**Exercise task**: Report all lines holding "resolution".

^^^^

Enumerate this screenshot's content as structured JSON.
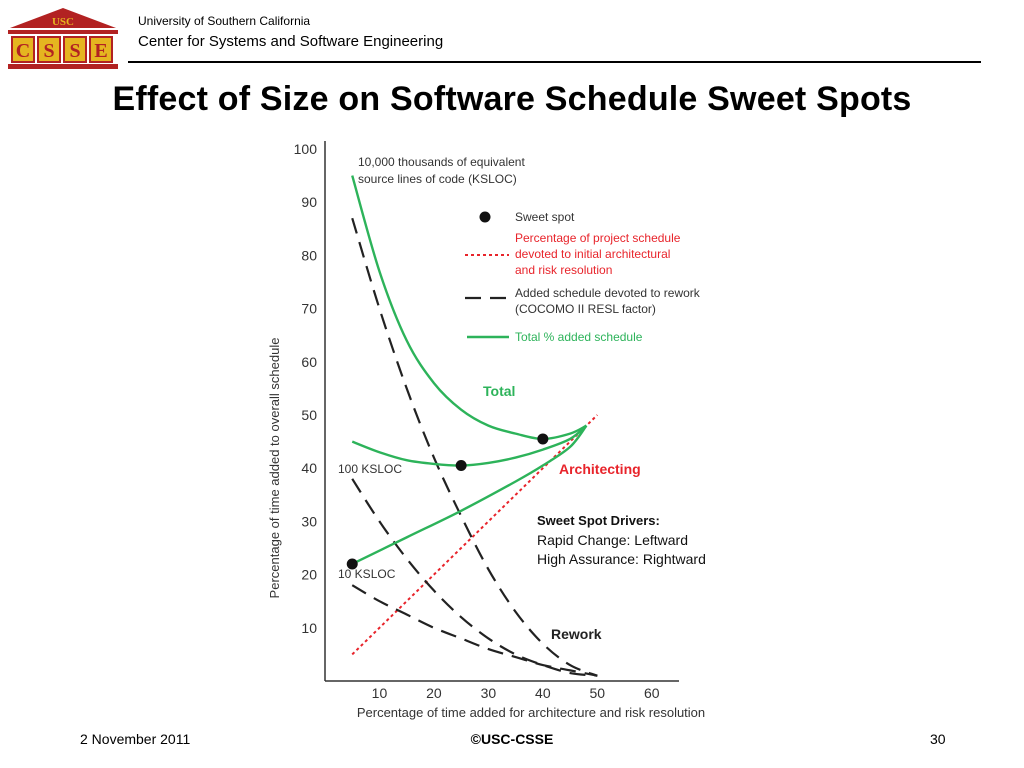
{
  "header": {
    "logo": {
      "top_text": "USC",
      "letters": [
        "C",
        "S",
        "S",
        "E"
      ]
    },
    "university": "University of Southern California",
    "center": "Center for Systems and Software Engineering"
  },
  "slide_title": "Effect of Size on Software Schedule Sweet Spots",
  "footer": {
    "date": "2 November 2011",
    "copyright": "©USC-CSSE",
    "page": "30"
  },
  "colors": {
    "total": "#2db35a",
    "architecting": "#e8242b",
    "rework": "#222222",
    "logo_red": "#b22222",
    "logo_gold": "#e5b520"
  },
  "chart_data": {
    "type": "line",
    "xlabel": "Percentage of time added for architecture and risk resolution",
    "ylabel": "Percentage of time added to overall schedule",
    "xlim": [
      0,
      65
    ],
    "ylim": [
      0,
      100
    ],
    "x_ticks": [
      10,
      20,
      30,
      40,
      50,
      60
    ],
    "y_ticks": [
      10,
      20,
      30,
      40,
      50,
      60,
      70,
      80,
      90,
      100
    ],
    "legend": {
      "placement": "top-right",
      "entries": [
        {
          "kind": "dot",
          "text": [
            "Sweet spot"
          ]
        },
        {
          "kind": "red-dotted",
          "text": [
            "Percentage of project schedule",
            "devoted to initial architectural",
            "and risk resolution"
          ]
        },
        {
          "kind": "black-dashed",
          "text": [
            "Added schedule devoted to rework",
            "(COCOMO II RESL factor)"
          ]
        },
        {
          "kind": "green-solid",
          "text": [
            "Total % added schedule"
          ]
        }
      ]
    },
    "annotations": {
      "ksloc_10000": [
        "10,000 thousands of equivalent",
        "source lines of code (KSLOC)"
      ],
      "ksloc_100": "100 KSLOC",
      "ksloc_10": "10 KSLOC",
      "total": "Total",
      "architecting": "Architecting",
      "rework": "Rework",
      "drivers_title": "Sweet Spot Drivers:",
      "drivers": [
        "Rapid Change: Leftward",
        "High Assurance: Rightward"
      ]
    },
    "series": [
      {
        "group": "architecting",
        "style": "red-dotted",
        "x": [
          5,
          50
        ],
        "y": [
          5,
          50
        ]
      },
      {
        "group": "rework",
        "style": "black-dashed",
        "size": "10,000 KSLOC",
        "x": [
          5,
          10,
          15,
          20,
          25,
          30,
          35,
          40,
          45,
          50
        ],
        "y": [
          87,
          70,
          55,
          42,
          31,
          21,
          13,
          7,
          3,
          1
        ]
      },
      {
        "group": "rework",
        "style": "black-dashed",
        "size": "100 KSLOC",
        "x": [
          5,
          10,
          15,
          20,
          25,
          30,
          35,
          40,
          45,
          50
        ],
        "y": [
          38,
          30,
          23,
          17,
          12,
          8,
          5,
          3,
          1.5,
          1
        ]
      },
      {
        "group": "rework",
        "style": "black-dashed",
        "size": "10 KSLOC",
        "x": [
          5,
          10,
          15,
          20,
          25,
          30,
          35,
          40,
          45,
          50
        ],
        "y": [
          18,
          15,
          12.5,
          10,
          8,
          6,
          4.5,
          3,
          2,
          1
        ]
      },
      {
        "group": "total",
        "style": "green-solid",
        "size": "10,000 KSLOC",
        "x": [
          5,
          10,
          15,
          20,
          25,
          30,
          35,
          40,
          45,
          48
        ],
        "y": [
          95,
          77,
          64,
          56,
          51,
          48,
          46.5,
          45.5,
          46.5,
          48
        ]
      },
      {
        "group": "total",
        "style": "green-solid",
        "size": "100 KSLOC",
        "x": [
          5,
          10,
          15,
          20,
          25,
          30,
          35,
          40,
          45,
          48
        ],
        "y": [
          45,
          43,
          41.5,
          40.8,
          40.5,
          41,
          42,
          43.5,
          45.5,
          48
        ]
      },
      {
        "group": "total",
        "style": "green-solid",
        "size": "10 KSLOC",
        "x": [
          5,
          15,
          25,
          35,
          40,
          45,
          48
        ],
        "y": [
          22,
          27,
          32,
          37.5,
          40.5,
          44,
          48
        ]
      }
    ],
    "sweet_spots": [
      {
        "size": "10,000 KSLOC",
        "x": 40,
        "y": 45.5
      },
      {
        "size": "100 KSLOC",
        "x": 25,
        "y": 40.5
      },
      {
        "size": "10 KSLOC",
        "x": 5,
        "y": 22
      }
    ]
  }
}
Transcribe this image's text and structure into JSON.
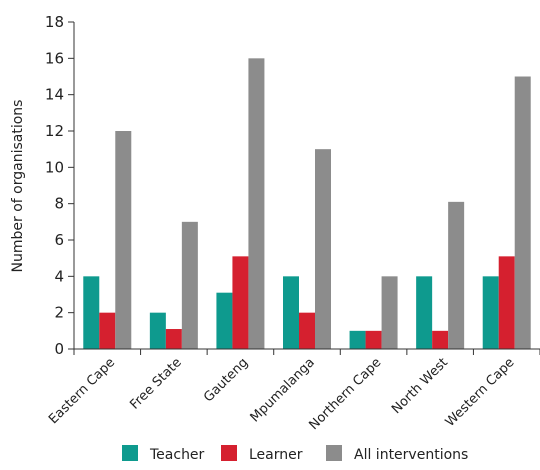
{
  "chart_data": {
    "type": "bar",
    "title": "",
    "xlabel": "",
    "ylabel": "Number of organisations",
    "ylim": [
      0,
      18
    ],
    "yticks": [
      0,
      2,
      4,
      6,
      8,
      10,
      12,
      14,
      16,
      18
    ],
    "grid": false,
    "legend_position": "bottom",
    "categories": [
      "Eastern Cape",
      "Free State",
      "Gauteng",
      "Mpumalanga",
      "Northern Cape",
      "North West",
      "Western Cape"
    ],
    "series": [
      {
        "name": "Teacher",
        "color": "#0e9a8e",
        "values": [
          4,
          2,
          3.1,
          4,
          1,
          4,
          4
        ]
      },
      {
        "name": "Learner",
        "color": "#d5202f",
        "values": [
          2,
          1.1,
          5.1,
          2,
          1,
          1,
          5.1
        ]
      },
      {
        "name": "All interventions",
        "color": "#8c8c8c",
        "values": [
          12,
          7,
          16,
          11,
          4,
          8.1,
          15
        ]
      }
    ]
  }
}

^^^^

**Solution to the exercise**:
    "xlabel": "Percentage of time added for architecture and risk resolution",
            "and risk resolution"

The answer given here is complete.